Return each line of the listing that contains the string "Invalid".
[START ROWS]
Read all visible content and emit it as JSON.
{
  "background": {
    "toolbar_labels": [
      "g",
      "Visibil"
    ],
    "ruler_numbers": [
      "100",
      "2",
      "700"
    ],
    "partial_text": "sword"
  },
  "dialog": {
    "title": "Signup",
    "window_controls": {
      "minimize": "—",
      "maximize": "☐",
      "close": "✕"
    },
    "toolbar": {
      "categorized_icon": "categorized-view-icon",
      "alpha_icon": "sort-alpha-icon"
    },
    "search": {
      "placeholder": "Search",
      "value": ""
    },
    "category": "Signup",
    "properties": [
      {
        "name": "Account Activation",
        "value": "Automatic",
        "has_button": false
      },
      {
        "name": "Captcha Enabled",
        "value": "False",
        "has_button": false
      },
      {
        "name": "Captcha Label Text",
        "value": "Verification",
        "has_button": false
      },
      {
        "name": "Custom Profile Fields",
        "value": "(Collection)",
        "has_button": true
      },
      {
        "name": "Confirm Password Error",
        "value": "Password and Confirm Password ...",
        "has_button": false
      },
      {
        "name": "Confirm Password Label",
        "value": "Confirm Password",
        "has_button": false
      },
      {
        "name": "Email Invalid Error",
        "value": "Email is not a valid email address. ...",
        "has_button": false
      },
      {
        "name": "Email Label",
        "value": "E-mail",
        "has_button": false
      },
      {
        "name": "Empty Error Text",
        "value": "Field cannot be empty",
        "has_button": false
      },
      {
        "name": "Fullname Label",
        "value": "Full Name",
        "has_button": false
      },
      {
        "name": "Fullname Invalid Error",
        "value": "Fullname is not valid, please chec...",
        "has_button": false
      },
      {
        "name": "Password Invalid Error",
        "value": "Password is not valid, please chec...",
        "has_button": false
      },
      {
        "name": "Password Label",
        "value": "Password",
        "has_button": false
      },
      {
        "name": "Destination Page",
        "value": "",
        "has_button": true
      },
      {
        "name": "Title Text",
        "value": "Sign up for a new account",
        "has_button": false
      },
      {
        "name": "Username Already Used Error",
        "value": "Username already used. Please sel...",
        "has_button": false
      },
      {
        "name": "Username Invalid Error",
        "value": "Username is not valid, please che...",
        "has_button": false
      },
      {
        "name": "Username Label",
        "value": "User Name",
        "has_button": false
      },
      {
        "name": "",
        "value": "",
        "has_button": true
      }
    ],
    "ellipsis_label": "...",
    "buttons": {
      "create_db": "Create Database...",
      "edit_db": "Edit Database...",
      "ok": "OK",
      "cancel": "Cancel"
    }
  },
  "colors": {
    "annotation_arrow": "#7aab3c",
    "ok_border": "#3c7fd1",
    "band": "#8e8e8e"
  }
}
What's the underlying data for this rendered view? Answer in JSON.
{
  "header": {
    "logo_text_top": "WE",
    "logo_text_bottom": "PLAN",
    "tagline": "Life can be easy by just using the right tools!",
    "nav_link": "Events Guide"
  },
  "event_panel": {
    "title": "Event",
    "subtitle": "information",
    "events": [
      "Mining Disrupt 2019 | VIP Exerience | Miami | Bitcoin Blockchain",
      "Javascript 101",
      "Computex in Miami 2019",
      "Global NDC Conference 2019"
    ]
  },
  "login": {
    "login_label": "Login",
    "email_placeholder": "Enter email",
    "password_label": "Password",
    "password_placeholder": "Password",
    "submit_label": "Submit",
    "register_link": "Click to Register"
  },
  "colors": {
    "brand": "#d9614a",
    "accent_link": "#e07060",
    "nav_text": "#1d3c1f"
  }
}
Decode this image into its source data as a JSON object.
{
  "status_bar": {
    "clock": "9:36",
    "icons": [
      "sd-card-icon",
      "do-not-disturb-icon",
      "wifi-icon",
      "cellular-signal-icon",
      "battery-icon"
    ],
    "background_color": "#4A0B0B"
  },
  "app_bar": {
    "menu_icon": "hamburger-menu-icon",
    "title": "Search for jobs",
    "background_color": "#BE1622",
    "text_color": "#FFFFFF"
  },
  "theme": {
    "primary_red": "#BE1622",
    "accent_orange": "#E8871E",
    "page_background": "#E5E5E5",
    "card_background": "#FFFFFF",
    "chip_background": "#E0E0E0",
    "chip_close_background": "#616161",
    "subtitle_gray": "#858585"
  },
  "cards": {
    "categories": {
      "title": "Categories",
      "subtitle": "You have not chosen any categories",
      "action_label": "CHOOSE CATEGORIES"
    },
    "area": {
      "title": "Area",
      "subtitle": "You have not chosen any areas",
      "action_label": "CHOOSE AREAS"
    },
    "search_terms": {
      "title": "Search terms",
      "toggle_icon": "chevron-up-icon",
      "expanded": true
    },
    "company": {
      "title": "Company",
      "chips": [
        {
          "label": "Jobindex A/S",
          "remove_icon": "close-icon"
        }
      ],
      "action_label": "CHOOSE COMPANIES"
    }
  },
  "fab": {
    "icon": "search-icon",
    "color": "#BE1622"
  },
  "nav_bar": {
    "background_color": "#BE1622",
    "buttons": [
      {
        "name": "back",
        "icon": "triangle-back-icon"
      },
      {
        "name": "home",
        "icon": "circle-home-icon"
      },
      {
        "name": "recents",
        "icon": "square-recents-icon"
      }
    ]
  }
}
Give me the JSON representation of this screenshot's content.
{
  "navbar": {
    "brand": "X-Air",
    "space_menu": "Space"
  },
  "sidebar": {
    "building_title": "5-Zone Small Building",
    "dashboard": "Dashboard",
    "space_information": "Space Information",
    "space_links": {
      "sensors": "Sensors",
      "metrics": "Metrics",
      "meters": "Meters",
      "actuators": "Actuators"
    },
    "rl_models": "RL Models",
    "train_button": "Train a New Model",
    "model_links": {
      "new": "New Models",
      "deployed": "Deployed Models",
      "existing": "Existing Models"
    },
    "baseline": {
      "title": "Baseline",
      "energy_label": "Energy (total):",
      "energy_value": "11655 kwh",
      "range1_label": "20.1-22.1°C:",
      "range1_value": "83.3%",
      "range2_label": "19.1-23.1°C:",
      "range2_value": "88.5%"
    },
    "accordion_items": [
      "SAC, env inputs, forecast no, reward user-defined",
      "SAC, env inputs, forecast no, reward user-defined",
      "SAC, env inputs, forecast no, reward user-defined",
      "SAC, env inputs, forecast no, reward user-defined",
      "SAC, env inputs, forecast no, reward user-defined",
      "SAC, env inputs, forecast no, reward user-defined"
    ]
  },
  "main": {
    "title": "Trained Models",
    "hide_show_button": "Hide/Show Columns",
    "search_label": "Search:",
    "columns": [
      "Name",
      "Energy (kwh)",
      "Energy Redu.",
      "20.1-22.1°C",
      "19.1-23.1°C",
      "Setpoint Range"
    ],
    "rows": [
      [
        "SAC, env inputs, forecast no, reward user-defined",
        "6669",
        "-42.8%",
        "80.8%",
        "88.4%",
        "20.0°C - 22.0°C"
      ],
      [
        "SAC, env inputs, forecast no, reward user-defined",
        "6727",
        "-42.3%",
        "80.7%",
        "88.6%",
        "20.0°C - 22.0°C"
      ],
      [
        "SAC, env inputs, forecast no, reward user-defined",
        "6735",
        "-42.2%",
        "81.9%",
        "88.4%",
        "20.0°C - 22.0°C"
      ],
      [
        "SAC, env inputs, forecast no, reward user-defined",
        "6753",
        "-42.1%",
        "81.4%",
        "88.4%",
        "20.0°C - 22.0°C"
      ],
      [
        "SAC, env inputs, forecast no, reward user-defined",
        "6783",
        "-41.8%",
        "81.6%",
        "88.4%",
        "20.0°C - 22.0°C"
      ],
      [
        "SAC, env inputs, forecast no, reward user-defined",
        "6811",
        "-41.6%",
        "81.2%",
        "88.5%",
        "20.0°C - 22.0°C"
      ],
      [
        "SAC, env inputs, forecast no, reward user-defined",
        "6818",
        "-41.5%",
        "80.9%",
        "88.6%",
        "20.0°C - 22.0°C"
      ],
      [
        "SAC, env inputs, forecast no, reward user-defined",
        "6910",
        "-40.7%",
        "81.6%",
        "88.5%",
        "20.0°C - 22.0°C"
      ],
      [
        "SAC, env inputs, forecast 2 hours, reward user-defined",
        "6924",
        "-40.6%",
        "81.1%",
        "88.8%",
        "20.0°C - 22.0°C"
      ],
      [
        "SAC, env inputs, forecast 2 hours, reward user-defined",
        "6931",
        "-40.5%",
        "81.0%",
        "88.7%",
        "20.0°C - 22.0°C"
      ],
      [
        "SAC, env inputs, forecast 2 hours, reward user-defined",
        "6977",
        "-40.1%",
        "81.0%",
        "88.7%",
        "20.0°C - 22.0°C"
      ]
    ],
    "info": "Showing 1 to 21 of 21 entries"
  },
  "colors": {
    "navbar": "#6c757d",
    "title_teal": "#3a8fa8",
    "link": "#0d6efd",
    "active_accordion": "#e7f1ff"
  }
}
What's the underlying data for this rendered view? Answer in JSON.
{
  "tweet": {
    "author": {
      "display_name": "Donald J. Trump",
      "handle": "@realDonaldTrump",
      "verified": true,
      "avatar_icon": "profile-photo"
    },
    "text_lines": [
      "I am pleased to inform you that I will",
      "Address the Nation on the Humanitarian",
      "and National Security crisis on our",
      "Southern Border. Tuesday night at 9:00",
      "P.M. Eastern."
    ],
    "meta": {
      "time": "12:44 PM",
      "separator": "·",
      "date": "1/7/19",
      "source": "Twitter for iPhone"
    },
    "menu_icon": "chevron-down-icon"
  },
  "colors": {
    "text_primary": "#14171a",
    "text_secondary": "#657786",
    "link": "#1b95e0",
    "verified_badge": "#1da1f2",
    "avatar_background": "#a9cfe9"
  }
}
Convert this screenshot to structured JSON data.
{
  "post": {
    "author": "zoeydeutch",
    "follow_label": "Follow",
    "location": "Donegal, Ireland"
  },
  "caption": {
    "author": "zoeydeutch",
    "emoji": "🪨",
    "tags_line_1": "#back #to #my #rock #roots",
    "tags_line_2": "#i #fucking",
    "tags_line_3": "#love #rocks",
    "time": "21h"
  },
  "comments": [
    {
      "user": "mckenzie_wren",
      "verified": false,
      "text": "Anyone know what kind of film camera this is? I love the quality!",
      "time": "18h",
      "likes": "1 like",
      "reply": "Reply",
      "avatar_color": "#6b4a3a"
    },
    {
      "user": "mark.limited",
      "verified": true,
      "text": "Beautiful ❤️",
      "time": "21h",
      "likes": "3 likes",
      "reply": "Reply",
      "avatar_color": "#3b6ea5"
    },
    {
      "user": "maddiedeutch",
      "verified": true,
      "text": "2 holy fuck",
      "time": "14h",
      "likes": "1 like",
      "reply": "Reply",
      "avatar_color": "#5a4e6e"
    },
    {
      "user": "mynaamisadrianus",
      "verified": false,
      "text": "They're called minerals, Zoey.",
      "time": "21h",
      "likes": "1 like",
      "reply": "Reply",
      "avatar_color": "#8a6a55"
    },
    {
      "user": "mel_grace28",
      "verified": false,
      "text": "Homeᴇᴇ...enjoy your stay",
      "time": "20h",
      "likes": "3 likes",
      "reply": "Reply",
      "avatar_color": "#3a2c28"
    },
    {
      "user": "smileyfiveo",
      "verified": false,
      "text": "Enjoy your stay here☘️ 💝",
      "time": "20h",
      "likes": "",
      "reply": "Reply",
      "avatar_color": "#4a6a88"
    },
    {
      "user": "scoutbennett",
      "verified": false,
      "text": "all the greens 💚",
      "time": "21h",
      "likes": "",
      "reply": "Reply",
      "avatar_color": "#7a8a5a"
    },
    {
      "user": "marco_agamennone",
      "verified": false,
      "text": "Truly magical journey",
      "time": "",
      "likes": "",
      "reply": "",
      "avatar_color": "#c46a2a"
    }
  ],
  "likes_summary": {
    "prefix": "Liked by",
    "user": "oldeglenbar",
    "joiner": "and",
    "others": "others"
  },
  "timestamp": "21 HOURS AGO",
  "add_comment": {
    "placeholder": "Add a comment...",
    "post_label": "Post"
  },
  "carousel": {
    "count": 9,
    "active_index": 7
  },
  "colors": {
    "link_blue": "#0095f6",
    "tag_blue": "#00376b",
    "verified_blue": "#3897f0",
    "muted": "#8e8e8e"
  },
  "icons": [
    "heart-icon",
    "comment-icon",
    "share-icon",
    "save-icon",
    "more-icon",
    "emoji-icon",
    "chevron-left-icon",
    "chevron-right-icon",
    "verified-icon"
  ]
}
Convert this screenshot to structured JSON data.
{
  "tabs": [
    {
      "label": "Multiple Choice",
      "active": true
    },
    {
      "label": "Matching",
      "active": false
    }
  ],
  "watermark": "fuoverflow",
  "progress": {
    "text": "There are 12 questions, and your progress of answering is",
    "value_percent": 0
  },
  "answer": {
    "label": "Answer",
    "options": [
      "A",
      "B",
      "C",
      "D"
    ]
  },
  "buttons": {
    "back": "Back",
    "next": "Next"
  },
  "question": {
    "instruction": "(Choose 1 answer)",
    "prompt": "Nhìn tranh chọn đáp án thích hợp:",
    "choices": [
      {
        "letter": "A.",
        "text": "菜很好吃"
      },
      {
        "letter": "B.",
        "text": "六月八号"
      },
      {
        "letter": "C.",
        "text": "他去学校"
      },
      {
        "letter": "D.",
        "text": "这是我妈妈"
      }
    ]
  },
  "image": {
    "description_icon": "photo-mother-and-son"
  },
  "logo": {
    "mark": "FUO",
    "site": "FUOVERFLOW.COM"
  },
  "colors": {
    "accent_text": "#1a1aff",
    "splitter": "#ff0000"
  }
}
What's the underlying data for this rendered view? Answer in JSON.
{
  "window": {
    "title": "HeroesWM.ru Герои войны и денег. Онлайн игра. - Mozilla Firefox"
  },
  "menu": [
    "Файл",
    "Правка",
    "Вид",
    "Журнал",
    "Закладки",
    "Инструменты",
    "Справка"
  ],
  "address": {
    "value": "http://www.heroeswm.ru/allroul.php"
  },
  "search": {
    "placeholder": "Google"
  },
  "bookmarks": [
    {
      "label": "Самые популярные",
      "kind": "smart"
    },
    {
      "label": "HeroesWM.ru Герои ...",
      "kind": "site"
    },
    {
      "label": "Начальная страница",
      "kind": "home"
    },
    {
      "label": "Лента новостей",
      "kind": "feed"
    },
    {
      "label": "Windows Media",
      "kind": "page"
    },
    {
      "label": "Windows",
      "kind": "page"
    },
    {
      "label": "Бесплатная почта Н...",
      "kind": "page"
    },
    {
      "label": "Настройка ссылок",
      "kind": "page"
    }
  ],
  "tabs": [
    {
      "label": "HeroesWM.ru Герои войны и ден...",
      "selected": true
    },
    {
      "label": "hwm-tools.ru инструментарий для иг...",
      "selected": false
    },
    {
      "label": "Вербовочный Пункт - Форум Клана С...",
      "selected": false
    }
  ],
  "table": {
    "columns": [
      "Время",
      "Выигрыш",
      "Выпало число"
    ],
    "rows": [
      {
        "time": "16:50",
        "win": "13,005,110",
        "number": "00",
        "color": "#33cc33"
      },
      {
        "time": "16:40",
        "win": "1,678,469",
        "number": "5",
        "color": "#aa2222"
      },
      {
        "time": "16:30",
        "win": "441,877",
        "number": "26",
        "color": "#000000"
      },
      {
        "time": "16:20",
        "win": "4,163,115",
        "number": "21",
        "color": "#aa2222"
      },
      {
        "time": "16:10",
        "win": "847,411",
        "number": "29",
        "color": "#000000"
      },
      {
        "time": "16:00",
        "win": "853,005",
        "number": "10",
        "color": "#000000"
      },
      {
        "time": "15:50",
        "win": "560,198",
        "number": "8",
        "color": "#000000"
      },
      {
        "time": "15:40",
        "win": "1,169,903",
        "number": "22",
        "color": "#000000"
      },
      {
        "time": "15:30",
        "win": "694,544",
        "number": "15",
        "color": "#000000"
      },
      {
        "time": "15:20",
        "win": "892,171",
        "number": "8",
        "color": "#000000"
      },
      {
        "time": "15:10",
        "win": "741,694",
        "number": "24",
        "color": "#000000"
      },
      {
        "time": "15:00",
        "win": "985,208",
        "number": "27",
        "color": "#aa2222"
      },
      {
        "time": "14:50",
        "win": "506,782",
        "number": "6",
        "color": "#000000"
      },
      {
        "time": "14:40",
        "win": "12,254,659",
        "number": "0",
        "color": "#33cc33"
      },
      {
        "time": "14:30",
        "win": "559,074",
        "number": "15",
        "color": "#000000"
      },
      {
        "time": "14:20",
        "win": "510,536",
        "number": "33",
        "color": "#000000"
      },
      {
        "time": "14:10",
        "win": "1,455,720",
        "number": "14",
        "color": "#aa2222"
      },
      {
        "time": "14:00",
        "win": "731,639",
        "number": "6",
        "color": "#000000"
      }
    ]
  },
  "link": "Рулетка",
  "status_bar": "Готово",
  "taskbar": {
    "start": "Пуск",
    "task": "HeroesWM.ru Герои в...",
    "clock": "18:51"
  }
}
[END ROWS]
**ANSWER FOR THIS EXERCISE**
        "name": "Email Invalid Error",
        "name": "Fullname Invalid Error",
        "name": "Password Invalid Error",
        "name": "Username Invalid Error",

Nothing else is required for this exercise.